[Structured figure records]
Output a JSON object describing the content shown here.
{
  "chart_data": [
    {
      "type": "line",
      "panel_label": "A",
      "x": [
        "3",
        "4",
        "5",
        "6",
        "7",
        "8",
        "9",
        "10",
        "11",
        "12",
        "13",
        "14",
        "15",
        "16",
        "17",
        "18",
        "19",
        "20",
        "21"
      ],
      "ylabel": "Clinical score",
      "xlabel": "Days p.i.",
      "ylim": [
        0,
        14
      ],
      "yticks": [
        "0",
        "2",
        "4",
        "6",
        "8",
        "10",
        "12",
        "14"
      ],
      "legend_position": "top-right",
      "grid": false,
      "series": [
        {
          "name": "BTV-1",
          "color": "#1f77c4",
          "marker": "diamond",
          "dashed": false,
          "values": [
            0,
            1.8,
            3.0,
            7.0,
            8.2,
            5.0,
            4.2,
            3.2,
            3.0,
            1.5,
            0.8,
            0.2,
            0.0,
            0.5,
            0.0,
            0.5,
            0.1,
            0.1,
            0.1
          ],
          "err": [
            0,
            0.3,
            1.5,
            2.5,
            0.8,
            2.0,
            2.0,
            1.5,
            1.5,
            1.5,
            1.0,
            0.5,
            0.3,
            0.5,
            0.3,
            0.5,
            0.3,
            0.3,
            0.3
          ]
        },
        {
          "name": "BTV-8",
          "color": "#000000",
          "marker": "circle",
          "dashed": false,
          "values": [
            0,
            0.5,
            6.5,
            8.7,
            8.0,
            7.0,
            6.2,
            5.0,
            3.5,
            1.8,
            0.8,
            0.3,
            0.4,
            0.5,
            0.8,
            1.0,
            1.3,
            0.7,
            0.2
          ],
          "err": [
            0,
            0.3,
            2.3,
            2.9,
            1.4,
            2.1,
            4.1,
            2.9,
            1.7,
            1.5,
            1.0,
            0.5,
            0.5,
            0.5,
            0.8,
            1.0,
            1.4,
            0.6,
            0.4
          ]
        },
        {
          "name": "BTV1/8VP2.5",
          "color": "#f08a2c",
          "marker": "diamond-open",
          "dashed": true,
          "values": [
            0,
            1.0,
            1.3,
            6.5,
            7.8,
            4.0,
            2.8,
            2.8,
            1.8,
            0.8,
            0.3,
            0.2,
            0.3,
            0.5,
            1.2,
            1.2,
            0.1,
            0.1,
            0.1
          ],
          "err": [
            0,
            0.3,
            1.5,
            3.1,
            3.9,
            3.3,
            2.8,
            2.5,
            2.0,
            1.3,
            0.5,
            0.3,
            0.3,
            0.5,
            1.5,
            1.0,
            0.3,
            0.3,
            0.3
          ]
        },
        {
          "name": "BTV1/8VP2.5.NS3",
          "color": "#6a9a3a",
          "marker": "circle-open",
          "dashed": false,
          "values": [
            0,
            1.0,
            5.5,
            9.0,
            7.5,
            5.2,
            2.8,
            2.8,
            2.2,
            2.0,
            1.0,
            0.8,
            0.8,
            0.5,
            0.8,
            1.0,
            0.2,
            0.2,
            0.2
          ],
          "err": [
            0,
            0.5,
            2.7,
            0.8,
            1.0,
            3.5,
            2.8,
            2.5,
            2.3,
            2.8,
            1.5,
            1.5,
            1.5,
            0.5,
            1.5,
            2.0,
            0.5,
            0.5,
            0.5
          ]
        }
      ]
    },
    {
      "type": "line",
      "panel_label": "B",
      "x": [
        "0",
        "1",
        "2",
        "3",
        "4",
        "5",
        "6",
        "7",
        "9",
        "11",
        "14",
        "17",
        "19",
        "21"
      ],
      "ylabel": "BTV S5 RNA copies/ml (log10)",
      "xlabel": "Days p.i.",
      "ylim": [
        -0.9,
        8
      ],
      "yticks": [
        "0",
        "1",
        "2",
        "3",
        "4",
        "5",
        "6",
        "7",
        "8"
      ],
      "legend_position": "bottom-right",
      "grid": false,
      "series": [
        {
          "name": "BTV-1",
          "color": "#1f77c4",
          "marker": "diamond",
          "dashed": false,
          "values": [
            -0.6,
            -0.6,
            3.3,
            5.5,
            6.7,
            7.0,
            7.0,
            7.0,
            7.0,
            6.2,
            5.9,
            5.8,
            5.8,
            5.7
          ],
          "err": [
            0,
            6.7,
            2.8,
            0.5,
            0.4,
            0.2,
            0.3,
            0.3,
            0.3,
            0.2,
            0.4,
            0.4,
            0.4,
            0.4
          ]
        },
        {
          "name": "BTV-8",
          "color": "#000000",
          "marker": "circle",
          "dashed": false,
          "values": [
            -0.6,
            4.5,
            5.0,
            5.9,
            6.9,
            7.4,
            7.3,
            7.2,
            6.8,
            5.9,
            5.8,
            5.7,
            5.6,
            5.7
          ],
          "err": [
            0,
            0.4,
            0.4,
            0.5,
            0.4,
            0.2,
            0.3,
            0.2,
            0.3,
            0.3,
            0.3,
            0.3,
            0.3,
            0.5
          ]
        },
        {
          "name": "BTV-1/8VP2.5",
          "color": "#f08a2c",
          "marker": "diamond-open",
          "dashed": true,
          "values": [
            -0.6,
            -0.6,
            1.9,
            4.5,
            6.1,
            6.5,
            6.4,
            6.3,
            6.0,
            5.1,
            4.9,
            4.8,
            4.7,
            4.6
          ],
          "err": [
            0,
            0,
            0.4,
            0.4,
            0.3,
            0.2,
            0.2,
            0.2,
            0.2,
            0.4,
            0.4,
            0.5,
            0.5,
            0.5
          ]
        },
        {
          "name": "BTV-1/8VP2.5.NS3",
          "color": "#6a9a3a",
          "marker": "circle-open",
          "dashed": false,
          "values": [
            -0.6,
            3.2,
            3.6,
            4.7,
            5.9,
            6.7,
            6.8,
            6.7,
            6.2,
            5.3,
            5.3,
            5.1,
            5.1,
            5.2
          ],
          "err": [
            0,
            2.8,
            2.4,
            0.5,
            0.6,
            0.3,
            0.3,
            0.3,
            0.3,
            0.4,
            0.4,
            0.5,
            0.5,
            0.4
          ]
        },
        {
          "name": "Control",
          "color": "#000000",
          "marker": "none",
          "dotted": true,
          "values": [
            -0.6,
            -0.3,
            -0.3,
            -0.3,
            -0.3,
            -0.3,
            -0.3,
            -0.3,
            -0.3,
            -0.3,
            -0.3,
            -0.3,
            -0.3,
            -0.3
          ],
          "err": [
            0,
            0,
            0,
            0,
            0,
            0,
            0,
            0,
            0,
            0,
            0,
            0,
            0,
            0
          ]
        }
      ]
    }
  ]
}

• [Requirements]: Repeat every record, keeping each word and mark exactly as it is.

• [Result]:
Output a JSON object describing the content shown here.
{
  "chart_data": [
    {
      "type": "line",
      "panel_label": "A",
      "x": [
        "3",
        "4",
        "5",
        "6",
        "7",
        "8",
        "9",
        "10",
        "11",
        "12",
        "13",
        "14",
        "15",
        "16",
        "17",
        "18",
        "19",
        "20",
        "21"
      ],
      "ylabel": "Clinical score",
      "xlabel": "Days p.i.",
      "ylim": [
        0,
        14
      ],
      "yticks": [
        "0",
        "2",
        "4",
        "6",
        "8",
        "10",
        "12",
        "14"
      ],
      "legend_position": "top-right",
      "grid": false,
      "series": [
        {
          "name": "BTV-1",
          "color": "#1f77c4",
          "marker": "diamond",
          "dashed": false,
          "values": [
            0,
            1.8,
            3.0,
            7.0,
            8.2,
            5.0,
            4.2,
            3.2,
            3.0,
            1.5,
            0.8,
            0.2,
            0.0,
            0.5,
            0.0,
            0.5,
            0.1,
            0.1,
            0.1
          ],
          "err": [
            0,
            0.3,
            1.5,
            2.5,
            0.8,
            2.0,
            2.0,
            1.5,
            1.5,
            1.5,
            1.0,
            0.5,
            0.3,
            0.5,
            0.3,
            0.5,
            0.3,
            0.3,
            0.3
          ]
        },
        {
          "name": "BTV-8",
          "color": "#000000",
          "marker": "circle",
          "dashed": false,
          "values": [
            0,
            0.5,
            6.5,
            8.7,
            8.0,
            7.0,
            6.2,
            5.0,
            3.5,
            1.8,
            0.8,
            0.3,
            0.4,
            0.5,
            0.8,
            1.0,
            1.3,
            0.7,
            0.2
          ],
          "err": [
            0,
            0.3,
            2.3,
            2.9,
            1.4,
            2.1,
            4.1,
            2.9,
            1.7,
            1.5,
            1.0,
            0.5,
            0.5,
            0.5,
            0.8,
            1.0,
            1.4,
            0.6,
            0.4
          ]
        },
        {
          "name": "BTV1/8VP2.5",
          "color": "#f08a2c",
          "marker": "diamond-open",
          "dashed": true,
          "values": [
            0,
            1.0,
            1.3,
            6.5,
            7.8,
            4.0,
            2.8,
            2.8,
            1.8,
            0.8,
            0.3,
            0.2,
            0.3,
            0.5,
            1.2,
            1.2,
            0.1,
            0.1,
            0.1
          ],
          "err": [
            0,
            0.3,
            1.5,
            3.1,
            3.9,
            3.3,
            2.8,
            2.5,
            2.0,
            1.3,
            0.5,
            0.3,
            0.3,
            0.5,
            1.5,
            1.0,
            0.3,
            0.3,
            0.3
          ]
        },
        {
          "name": "BTV1/8VP2.5.NS3",
          "color": "#6a9a3a",
          "marker": "circle-open",
          "dashed": false,
          "values": [
            0,
            1.0,
            5.5,
            9.0,
            7.5,
            5.2,
            2.8,
            2.8,
            2.2,
            2.0,
            1.0,
            0.8,
            0.8,
            0.5,
            0.8,
            1.0,
            0.2,
            0.2,
            0.2
          ],
          "err": [
            0,
            0.5,
            2.7,
            0.8,
            1.0,
            3.5,
            2.8,
            2.5,
            2.3,
            2.8,
            1.5,
            1.5,
            1.5,
            0.5,
            1.5,
            2.0,
            0.5,
            0.5,
            0.5
          ]
        }
      ]
    },
    {
      "type": "line",
      "panel_label": "B",
      "x": [
        "0",
        "1",
        "2",
        "3",
        "4",
        "5",
        "6",
        "7",
        "9",
        "11",
        "14",
        "17",
        "19",
        "21"
      ],
      "ylabel": "BTV S5 RNA copies/ml (log10)",
      "xlabel": "Days p.i.",
      "ylim": [
        -0.9,
        8
      ],
      "yticks": [
        "0",
        "1",
        "2",
        "3",
        "4",
        "5",
        "6",
        "7",
        "8"
      ],
      "legend_position": "bottom-right",
      "grid": false,
      "series": [
        {
          "name": "BTV-1",
          "color": "#1f77c4",
          "marker": "diamond",
          "dashed": false,
          "values": [
            -0.6,
            -0.6,
            3.3,
            5.5,
            6.7,
            7.0,
            7.0,
            7.0,
            7.0,
            6.2,
            5.9,
            5.8,
            5.8,
            5.7
          ],
          "err": [
            0,
            6.7,
            2.8,
            0.5,
            0.4,
            0.2,
            0.3,
            0.3,
            0.3,
            0.2,
            0.4,
            0.4,
            0.4,
            0.4
          ]
        },
        {
          "name": "BTV-8",
          "color": "#000000",
          "marker": "circle",
          "dashed": false,
          "values": [
            -0.6,
            4.5,
            5.0,
            5.9,
            6.9,
            7.4,
            7.3,
            7.2,
            6.8,
            5.9,
            5.8,
            5.7,
            5.6,
            5.7
          ],
          "err": [
            0,
            0.4,
            0.4,
            0.5,
            0.4,
            0.2,
            0.3,
            0.2,
            0.3,
            0.3,
            0.3,
            0.3,
            0.3,
            0.5
          ]
        },
        {
          "name": "BTV-1/8VP2.5",
          "color": "#f08a2c",
          "marker": "diamond-open",
          "dashed": true,
          "values": [
            -0.6,
            -0.6,
            1.9,
            4.5,
            6.1,
            6.5,
            6.4,
            6.3,
            6.0,
            5.1,
            4.9,
            4.8,
            4.7,
            4.6
          ],
          "err": [
            0,
            0,
            0.4,
            0.4,
            0.3,
            0.2,
            0.2,
            0.2,
            0.2,
            0.4,
            0.4,
            0.5,
            0.5,
            0.5
          ]
        },
        {
          "name": "BTV-1/8VP2.5.NS3",
          "color": "#6a9a3a",
          "marker": "circle-open",
          "dashed": false,
          "values": [
            -0.6,
            3.2,
            3.6,
            4.7,
            5.9,
            6.7,
            6.8,
            6.7,
            6.2,
            5.3,
            5.3,
            5.1,
            5.1,
            5.2
          ],
          "err": [
            0,
            2.8,
            2.4,
            0.5,
            0.6,
            0.3,
            0.3,
            0.3,
            0.3,
            0.4,
            0.4,
            0.5,
            0.5,
            0.4
          ]
        },
        {
          "name": "Control",
          "color": "#000000",
          "marker": "none",
          "dotted": true,
          "values": [
            -0.6,
            -0.3,
            -0.3,
            -0.3,
            -0.3,
            -0.3,
            -0.3,
            -0.3,
            -0.3,
            -0.3,
            -0.3,
            -0.3,
            -0.3,
            -0.3
          ],
          "err": [
            0,
            0,
            0,
            0,
            0,
            0,
            0,
            0,
            0,
            0,
            0,
            0,
            0,
            0
          ]
        }
      ]
    }
  ]
}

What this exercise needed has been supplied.